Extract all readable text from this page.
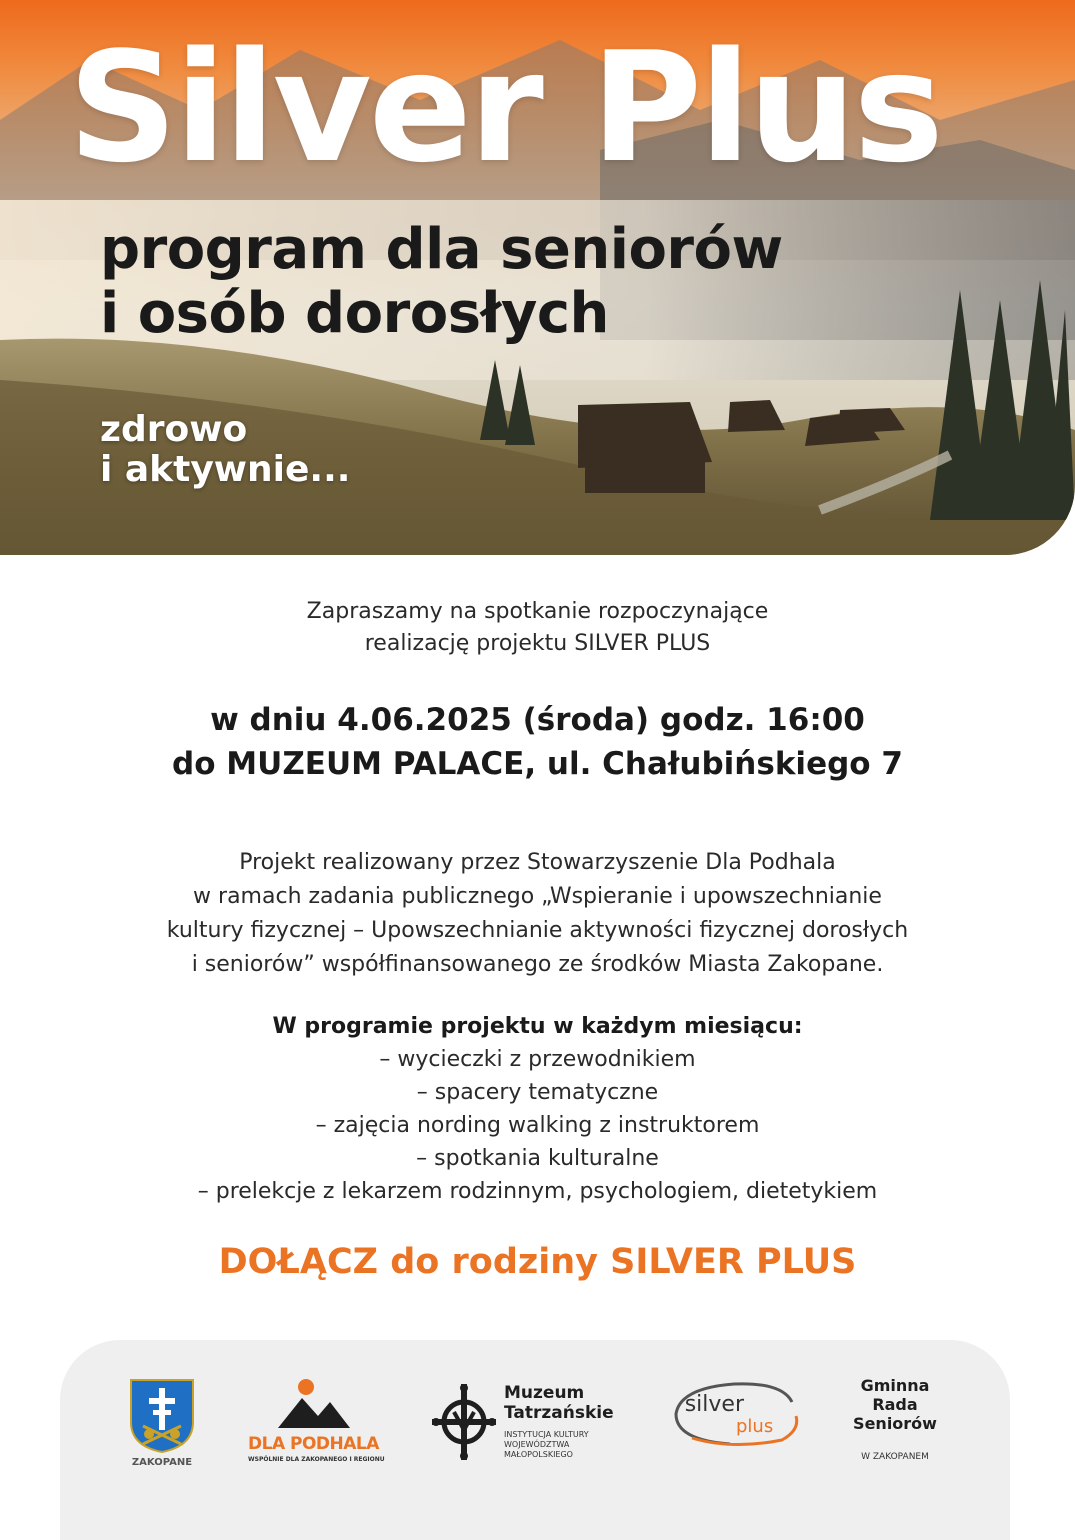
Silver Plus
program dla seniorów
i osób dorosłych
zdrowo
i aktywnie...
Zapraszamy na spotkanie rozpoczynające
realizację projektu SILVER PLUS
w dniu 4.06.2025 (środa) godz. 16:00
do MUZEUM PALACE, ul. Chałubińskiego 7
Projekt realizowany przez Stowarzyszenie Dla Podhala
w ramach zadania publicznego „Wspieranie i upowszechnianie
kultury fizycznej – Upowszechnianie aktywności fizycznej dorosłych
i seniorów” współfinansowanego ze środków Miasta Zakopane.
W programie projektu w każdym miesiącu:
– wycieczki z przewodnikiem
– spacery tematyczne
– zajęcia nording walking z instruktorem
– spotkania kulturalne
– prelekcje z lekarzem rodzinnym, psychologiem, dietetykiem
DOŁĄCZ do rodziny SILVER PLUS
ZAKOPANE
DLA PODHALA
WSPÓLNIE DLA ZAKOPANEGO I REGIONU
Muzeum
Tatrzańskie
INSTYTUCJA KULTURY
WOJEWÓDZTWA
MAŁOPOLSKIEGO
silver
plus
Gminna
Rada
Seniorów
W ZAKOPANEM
· · · · · · ·
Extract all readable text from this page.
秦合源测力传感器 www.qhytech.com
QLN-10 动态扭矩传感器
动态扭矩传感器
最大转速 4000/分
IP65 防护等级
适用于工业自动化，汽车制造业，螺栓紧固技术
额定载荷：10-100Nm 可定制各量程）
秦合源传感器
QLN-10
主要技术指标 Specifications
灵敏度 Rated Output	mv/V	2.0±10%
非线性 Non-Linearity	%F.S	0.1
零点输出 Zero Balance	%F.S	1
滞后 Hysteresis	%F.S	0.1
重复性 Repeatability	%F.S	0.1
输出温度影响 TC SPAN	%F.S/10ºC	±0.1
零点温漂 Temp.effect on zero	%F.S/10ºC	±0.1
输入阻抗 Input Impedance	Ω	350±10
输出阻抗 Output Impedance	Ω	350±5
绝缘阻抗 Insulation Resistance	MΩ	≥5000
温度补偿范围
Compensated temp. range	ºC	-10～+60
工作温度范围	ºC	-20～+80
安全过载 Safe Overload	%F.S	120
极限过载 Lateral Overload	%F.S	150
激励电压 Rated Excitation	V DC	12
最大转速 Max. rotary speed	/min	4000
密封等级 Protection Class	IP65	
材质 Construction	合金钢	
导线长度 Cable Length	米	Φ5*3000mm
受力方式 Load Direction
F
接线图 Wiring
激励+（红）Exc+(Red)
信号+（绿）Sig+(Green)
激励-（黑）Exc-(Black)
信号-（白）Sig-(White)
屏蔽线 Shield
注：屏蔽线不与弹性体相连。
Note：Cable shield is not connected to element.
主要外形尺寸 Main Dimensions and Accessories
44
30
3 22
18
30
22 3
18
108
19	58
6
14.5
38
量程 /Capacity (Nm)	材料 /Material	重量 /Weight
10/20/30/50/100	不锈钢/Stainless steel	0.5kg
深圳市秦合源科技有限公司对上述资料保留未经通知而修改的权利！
· · · · · · ·
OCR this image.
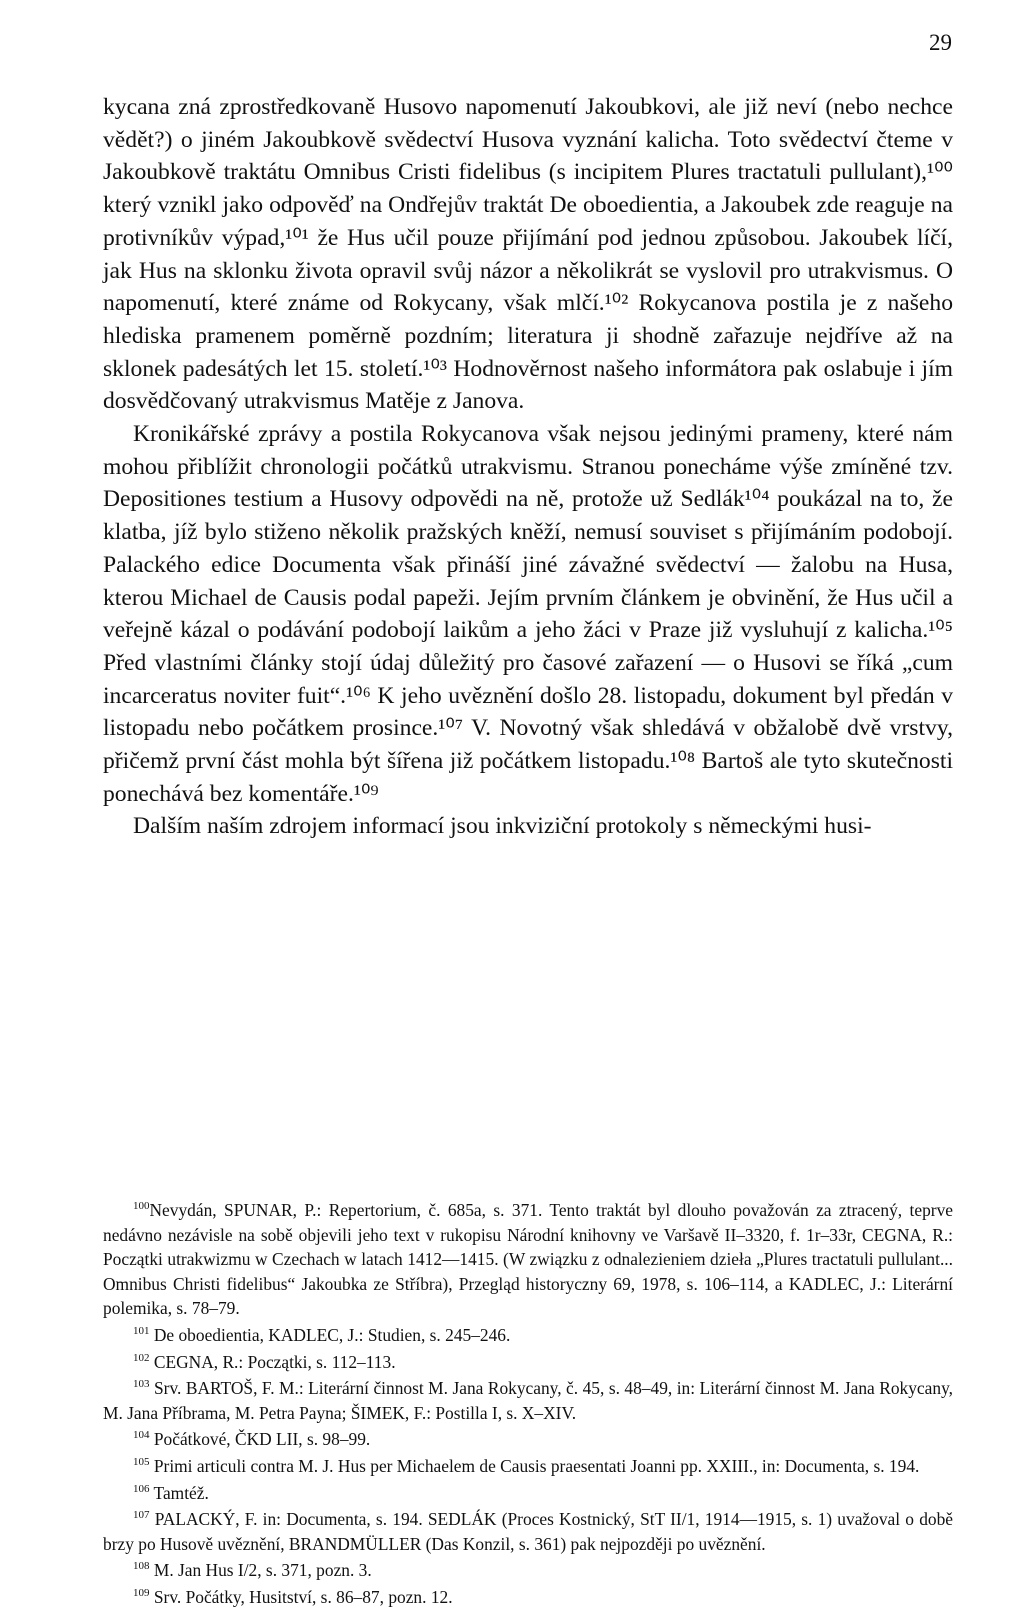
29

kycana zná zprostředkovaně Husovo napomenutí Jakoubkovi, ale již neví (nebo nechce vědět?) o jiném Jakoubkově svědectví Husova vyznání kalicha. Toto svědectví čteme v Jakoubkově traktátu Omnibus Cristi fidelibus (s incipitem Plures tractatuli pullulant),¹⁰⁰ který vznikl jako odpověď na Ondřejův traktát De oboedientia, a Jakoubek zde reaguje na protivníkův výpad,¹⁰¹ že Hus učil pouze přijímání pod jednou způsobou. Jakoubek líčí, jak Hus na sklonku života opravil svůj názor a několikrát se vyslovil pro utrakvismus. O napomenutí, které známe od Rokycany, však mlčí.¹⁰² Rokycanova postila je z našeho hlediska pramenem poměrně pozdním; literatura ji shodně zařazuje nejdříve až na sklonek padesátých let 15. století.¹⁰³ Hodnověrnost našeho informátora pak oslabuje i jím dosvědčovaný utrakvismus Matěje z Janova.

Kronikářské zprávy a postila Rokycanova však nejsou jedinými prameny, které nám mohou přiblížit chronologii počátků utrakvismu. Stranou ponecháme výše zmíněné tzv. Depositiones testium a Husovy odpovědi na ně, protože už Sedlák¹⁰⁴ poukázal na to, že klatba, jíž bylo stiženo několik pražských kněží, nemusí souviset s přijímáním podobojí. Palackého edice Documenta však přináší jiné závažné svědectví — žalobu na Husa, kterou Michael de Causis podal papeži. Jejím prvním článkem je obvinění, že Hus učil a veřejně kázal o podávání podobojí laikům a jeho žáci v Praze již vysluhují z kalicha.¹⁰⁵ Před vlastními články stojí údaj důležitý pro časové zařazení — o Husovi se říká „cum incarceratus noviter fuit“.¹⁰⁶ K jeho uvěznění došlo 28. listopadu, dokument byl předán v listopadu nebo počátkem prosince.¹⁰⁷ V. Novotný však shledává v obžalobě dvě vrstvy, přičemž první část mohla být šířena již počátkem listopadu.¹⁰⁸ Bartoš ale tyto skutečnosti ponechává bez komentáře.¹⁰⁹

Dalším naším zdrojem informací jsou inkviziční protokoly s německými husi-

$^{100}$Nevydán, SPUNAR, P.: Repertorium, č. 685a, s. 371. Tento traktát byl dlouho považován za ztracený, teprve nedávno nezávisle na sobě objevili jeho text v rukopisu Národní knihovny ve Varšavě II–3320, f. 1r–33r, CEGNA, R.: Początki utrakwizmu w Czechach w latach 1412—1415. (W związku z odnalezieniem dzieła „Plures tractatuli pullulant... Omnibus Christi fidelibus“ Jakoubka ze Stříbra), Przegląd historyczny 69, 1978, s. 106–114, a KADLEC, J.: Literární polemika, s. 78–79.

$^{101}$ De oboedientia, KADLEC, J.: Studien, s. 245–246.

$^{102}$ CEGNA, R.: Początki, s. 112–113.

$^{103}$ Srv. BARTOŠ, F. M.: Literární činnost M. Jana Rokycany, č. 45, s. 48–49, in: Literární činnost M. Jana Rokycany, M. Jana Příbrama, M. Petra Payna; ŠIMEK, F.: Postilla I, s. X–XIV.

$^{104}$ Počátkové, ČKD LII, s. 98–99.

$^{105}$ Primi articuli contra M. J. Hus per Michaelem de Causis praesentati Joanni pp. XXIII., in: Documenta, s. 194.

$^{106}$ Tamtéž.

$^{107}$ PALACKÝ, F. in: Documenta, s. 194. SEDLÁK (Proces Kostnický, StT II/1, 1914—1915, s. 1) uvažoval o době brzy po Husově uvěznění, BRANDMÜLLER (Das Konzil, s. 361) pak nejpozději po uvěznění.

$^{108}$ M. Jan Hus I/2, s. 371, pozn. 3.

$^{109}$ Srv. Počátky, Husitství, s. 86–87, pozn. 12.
· · · · · · ·
Collect from the data above every line that includes "projektu".

SOLUTION TO THE EXERCISE:
realizację projektu SILVER PLUS
W programie projektu w każdym miesiącu:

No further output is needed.